### The task
All lines in the data bearing the string "显示节奏符" should be identified and copied.

### Records provided
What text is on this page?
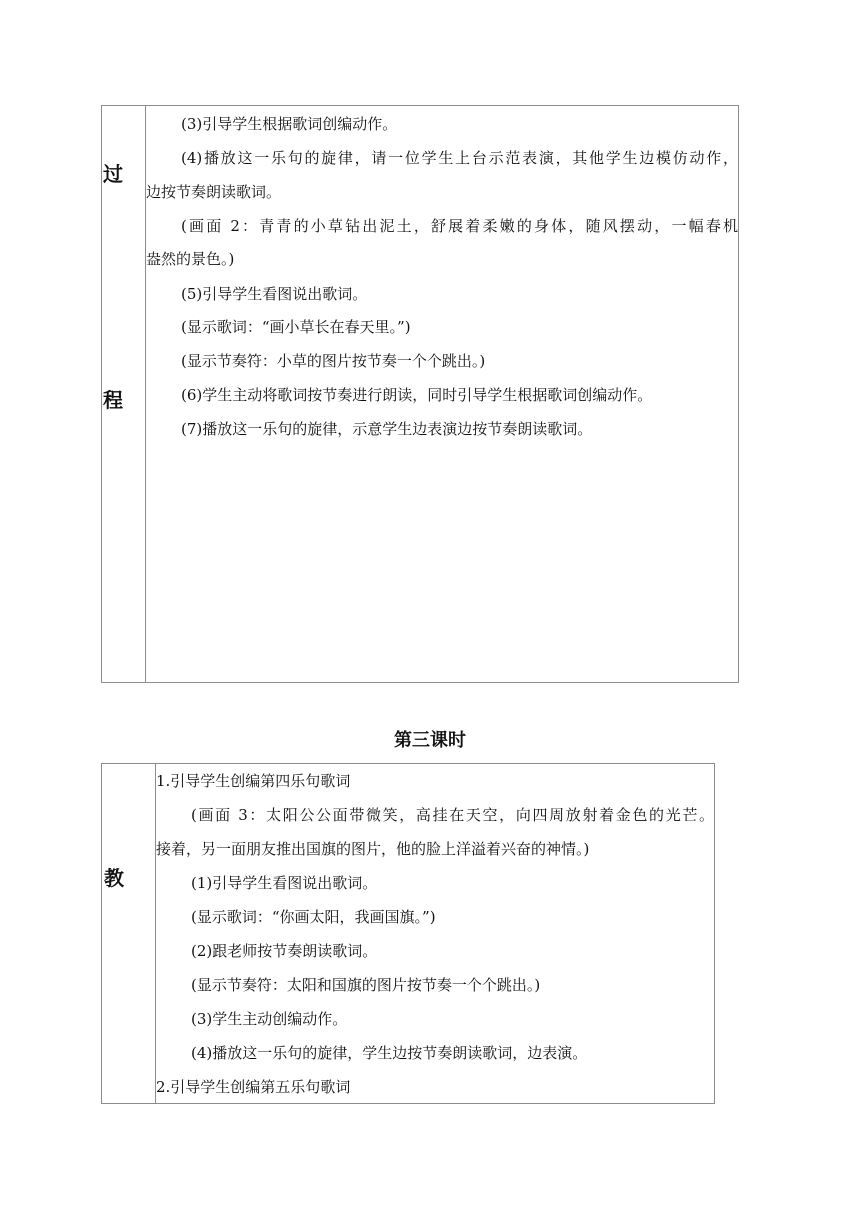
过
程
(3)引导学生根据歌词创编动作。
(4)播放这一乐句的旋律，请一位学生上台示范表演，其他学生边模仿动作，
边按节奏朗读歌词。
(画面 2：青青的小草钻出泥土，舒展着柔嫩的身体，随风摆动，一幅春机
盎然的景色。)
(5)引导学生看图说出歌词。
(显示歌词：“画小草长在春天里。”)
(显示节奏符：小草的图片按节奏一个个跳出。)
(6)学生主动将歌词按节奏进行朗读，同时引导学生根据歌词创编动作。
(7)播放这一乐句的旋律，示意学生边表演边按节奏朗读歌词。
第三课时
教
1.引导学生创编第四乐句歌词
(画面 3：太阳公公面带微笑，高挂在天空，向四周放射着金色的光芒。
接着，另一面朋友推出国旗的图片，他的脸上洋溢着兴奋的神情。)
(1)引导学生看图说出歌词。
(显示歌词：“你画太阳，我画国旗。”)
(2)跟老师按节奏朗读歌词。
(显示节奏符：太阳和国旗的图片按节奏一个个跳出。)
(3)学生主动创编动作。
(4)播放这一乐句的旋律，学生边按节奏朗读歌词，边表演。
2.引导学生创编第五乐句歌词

* * *

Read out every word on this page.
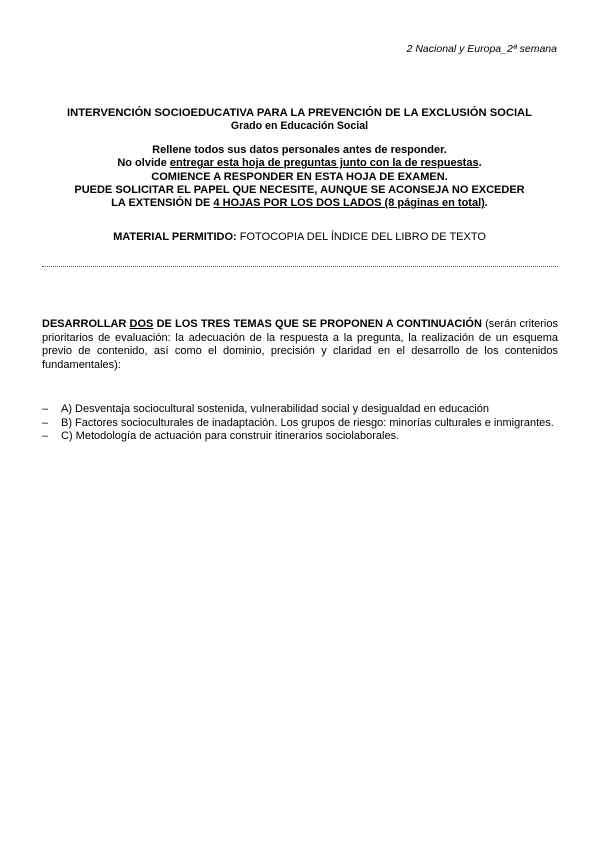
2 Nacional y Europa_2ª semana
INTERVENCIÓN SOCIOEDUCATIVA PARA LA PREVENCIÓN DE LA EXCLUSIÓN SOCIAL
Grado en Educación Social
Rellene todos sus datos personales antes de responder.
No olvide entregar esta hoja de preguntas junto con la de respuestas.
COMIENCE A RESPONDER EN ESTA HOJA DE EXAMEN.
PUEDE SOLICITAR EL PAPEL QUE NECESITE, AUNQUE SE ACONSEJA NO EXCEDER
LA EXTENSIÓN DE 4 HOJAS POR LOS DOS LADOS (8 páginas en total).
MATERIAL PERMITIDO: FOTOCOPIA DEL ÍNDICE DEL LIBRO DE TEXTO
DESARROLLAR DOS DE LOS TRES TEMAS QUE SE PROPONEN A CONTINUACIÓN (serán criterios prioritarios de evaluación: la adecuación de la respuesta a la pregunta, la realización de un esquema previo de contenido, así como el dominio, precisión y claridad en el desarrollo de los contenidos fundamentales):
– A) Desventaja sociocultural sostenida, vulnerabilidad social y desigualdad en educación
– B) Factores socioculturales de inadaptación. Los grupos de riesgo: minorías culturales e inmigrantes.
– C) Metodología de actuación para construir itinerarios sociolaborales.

### Complete response
(显示节奏符：小草的图片按节奏一个个跳出。)
(显示节奏符：太阳和国旗的图片按节奏一个个跳出。)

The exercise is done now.